> THE EXERCISE: All of the lines below are to be transcribed faithfully, with pictures excluded from the copy.
** START OF INPUT MATERIAL **
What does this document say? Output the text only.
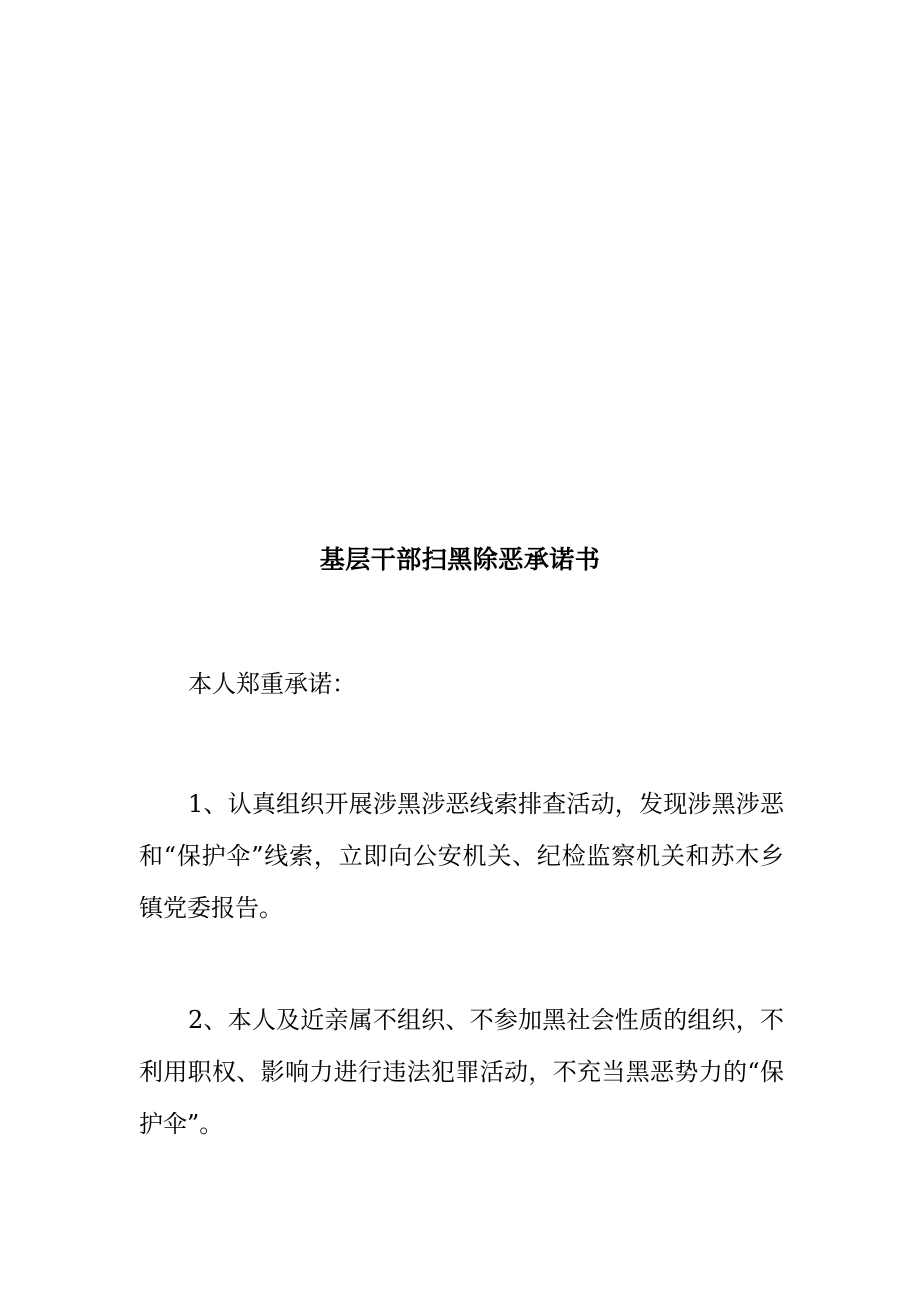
基层干部扫黑除恶承诺书

本人郑重承诺：

1、认真组织开展涉黑涉恶线索排查活动，发现涉黑涉恶和“保护伞”线索，立即向公安机关、纪检监察机关和苏木乡镇党委报告。

2、本人及近亲属不组织、不参加黑社会性质的组织，不利用职权、影响力进行违法犯罪活动，不充当黑恶势力的“保护伞”。
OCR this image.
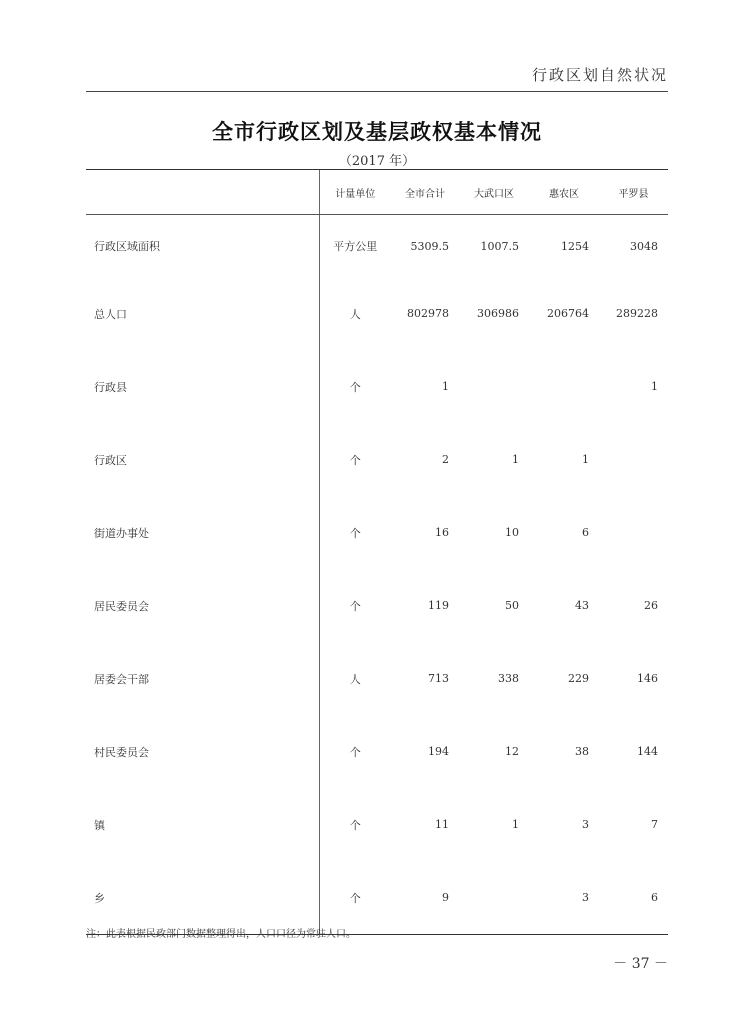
行政区划自然状况
全市行政区划及基层政权基本情况
（2017 年）
	计量单位	全市合计	大武口区	惠农区	平罗县
行政区域面积	平方公里	5309.5	1007.5	1254	3048
总人口	人	802978	306986	206764	289228
行政县	个	1			1
行政区	个	2	1	1	
街道办事处	个	16	10	6	
居民委员会	个	119	50	43	26
居委会干部	人	713	338	229	146
村民委员会	个	194	12	38	144
镇	个	11	1	3	7
乡	个	9		3	6
注：此表根据民政部门数据整理得出，人口口径为常驻人口。
－ 37 －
** END OF INPUT MATERIAL **
> EXERCISE OUTPUT:
What does this document say? Output the text only.
基层干部扫黑除恶承诺书

本人郑重承诺：

1、认真组织开展涉黑涉恶线索排查活动，发现涉黑涉恶和“保护伞”线索，立即向公安机关、纪检监察机关和苏木乡镇党委报告。

2、本人及近亲属不组织、不参加黑社会性质的组织，不利用职权、影响力进行违法犯罪活动，不充当黑恶势力的“保护伞”。
OCR this image.
行政区划自然状况
全市行政区划及基层政权基本情况
（2017 年）
	计量单位	全市合计	大武口区	惠农区	平罗县
行政区域面积	平方公里	5309.5	1007.5	1254	3048
总人口	人	802978	306986	206764	289228
行政县	个	1			1
行政区	个	2	1	1	
街道办事处	个	16	10	6	
居民委员会	个	119	50	43	26
居委会干部	人	713	338	229	146
村民委员会	个	194	12	38	144
镇	个	11	1	3	7
乡	个	9		3	6
注：此表根据民政部门数据整理得出，人口口径为常驻人口。
－ 37 －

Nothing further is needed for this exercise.